┌──

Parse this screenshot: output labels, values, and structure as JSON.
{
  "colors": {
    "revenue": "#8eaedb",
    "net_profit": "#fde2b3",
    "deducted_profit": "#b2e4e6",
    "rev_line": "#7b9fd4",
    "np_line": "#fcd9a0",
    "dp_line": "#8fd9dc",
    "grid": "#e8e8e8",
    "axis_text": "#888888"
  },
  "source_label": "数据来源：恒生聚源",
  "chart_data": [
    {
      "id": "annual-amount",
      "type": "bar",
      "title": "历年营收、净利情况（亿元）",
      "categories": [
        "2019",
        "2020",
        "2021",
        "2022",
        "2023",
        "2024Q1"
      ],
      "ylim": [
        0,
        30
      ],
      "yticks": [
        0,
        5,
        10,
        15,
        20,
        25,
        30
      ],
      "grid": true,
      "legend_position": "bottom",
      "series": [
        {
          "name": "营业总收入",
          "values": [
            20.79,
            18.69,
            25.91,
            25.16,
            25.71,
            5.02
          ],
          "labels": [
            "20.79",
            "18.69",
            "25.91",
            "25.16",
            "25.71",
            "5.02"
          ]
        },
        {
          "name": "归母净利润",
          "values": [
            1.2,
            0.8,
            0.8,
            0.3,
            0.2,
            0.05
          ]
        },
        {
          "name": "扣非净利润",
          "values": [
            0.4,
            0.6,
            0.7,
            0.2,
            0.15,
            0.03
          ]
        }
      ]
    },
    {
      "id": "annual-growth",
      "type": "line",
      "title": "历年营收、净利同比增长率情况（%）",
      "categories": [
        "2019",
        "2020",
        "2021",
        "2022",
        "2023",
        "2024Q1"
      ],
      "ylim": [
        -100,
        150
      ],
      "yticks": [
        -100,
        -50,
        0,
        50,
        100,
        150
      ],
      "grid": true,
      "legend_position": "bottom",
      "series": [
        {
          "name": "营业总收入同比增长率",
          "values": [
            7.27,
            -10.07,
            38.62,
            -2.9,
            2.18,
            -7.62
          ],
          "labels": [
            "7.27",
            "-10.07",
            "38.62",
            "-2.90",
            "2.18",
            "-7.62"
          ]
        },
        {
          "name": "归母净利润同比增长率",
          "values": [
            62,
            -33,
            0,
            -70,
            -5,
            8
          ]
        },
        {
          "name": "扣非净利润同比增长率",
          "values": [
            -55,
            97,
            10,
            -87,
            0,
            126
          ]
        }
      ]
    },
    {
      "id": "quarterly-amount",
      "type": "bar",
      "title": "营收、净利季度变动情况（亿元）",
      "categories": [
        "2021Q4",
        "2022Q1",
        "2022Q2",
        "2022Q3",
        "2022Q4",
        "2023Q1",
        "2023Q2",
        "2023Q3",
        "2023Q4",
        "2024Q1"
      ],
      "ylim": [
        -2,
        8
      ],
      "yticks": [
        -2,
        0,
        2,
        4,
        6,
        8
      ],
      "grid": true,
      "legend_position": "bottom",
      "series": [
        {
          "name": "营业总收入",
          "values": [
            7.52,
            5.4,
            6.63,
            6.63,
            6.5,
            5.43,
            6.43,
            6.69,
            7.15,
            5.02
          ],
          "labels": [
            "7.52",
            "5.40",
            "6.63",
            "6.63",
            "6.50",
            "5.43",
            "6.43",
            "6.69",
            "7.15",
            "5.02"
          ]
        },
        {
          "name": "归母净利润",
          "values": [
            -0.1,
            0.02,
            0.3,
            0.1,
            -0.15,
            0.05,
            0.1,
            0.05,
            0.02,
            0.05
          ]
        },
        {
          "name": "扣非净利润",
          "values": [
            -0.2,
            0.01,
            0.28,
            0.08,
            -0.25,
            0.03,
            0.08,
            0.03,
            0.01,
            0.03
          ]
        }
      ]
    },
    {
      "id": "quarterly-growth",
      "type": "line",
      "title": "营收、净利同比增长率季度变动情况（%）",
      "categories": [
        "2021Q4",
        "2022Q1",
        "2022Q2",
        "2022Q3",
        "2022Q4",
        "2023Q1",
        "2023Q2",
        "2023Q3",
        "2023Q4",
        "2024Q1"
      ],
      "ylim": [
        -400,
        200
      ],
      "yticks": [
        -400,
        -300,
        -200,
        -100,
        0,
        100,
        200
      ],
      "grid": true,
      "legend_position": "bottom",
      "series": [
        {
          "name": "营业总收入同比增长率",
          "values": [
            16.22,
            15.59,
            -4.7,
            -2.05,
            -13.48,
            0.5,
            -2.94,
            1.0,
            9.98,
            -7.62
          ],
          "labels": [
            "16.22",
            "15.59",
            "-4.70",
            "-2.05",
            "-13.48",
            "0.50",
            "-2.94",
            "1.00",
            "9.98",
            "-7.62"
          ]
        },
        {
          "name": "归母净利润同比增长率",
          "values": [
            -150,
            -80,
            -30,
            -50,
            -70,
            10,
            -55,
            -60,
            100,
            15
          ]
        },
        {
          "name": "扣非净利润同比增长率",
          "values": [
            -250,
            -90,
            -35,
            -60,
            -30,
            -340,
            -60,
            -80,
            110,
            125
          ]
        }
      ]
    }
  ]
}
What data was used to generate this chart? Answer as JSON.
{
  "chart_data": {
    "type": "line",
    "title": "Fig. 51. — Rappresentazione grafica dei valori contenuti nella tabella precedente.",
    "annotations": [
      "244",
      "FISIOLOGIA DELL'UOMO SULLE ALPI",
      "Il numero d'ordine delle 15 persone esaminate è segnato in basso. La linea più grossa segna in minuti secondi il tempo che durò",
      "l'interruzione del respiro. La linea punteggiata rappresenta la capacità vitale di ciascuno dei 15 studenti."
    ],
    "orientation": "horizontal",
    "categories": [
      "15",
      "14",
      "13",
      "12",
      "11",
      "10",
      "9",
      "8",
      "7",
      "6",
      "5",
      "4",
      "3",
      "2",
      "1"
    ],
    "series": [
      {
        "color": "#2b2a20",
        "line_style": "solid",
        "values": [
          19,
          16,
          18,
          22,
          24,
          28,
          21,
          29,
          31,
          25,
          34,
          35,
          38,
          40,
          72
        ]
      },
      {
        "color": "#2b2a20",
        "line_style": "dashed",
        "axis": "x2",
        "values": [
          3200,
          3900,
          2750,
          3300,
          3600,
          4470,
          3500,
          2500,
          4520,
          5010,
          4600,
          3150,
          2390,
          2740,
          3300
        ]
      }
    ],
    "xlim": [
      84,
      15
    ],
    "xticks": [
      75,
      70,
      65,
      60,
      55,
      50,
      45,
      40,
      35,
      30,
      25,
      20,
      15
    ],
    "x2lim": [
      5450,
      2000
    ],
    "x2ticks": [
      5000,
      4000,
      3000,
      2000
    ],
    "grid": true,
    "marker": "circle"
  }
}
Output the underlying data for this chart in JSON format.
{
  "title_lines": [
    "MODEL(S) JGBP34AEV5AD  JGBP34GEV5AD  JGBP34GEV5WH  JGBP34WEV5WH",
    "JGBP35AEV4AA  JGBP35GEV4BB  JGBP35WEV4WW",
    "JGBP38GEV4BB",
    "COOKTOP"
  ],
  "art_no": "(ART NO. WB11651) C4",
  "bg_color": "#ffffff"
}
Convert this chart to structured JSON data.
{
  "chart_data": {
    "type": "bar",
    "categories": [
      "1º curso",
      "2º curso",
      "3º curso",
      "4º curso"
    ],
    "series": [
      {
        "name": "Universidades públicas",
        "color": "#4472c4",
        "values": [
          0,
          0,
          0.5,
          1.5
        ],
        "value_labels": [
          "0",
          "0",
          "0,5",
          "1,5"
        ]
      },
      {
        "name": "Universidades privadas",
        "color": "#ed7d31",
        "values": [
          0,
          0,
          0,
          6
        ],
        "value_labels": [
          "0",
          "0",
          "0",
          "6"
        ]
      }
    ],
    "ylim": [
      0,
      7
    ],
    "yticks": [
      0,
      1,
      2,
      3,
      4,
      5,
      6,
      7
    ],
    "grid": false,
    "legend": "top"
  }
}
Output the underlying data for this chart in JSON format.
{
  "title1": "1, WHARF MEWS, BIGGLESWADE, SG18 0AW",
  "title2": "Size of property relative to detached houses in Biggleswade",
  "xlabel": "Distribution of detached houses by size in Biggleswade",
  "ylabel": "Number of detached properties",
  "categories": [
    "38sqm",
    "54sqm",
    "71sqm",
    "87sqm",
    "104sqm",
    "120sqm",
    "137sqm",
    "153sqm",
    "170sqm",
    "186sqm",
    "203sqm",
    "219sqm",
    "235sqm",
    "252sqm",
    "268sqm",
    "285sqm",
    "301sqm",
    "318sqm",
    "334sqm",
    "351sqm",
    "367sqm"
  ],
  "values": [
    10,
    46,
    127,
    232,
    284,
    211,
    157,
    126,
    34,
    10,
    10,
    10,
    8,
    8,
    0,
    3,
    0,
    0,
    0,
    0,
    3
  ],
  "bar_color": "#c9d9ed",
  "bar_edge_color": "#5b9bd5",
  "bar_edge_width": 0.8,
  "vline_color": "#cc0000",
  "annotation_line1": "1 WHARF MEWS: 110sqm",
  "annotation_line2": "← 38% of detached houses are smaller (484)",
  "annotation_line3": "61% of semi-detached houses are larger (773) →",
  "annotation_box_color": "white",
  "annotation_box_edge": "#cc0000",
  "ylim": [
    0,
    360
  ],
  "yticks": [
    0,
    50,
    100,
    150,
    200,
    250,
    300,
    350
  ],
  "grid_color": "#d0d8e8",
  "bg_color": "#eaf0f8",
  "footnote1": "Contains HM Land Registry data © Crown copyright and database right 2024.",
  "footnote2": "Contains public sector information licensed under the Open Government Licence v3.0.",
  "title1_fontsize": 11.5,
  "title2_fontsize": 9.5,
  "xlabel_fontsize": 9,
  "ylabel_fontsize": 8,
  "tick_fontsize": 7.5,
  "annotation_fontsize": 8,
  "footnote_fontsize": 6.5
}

└──

**Required work:** Make a list of all lines in the data that contain "houses".

**Solved exercise:**
  "title2": "Size of property relative to detached houses in Biggleswade",
  "xlabel": "Distribution of detached houses by size in Biggleswade",
  "annotation_line2": "← 38% of detached houses are smaller (484)",
  "annotation_line3": "61% of semi-detached houses are larger (773) →",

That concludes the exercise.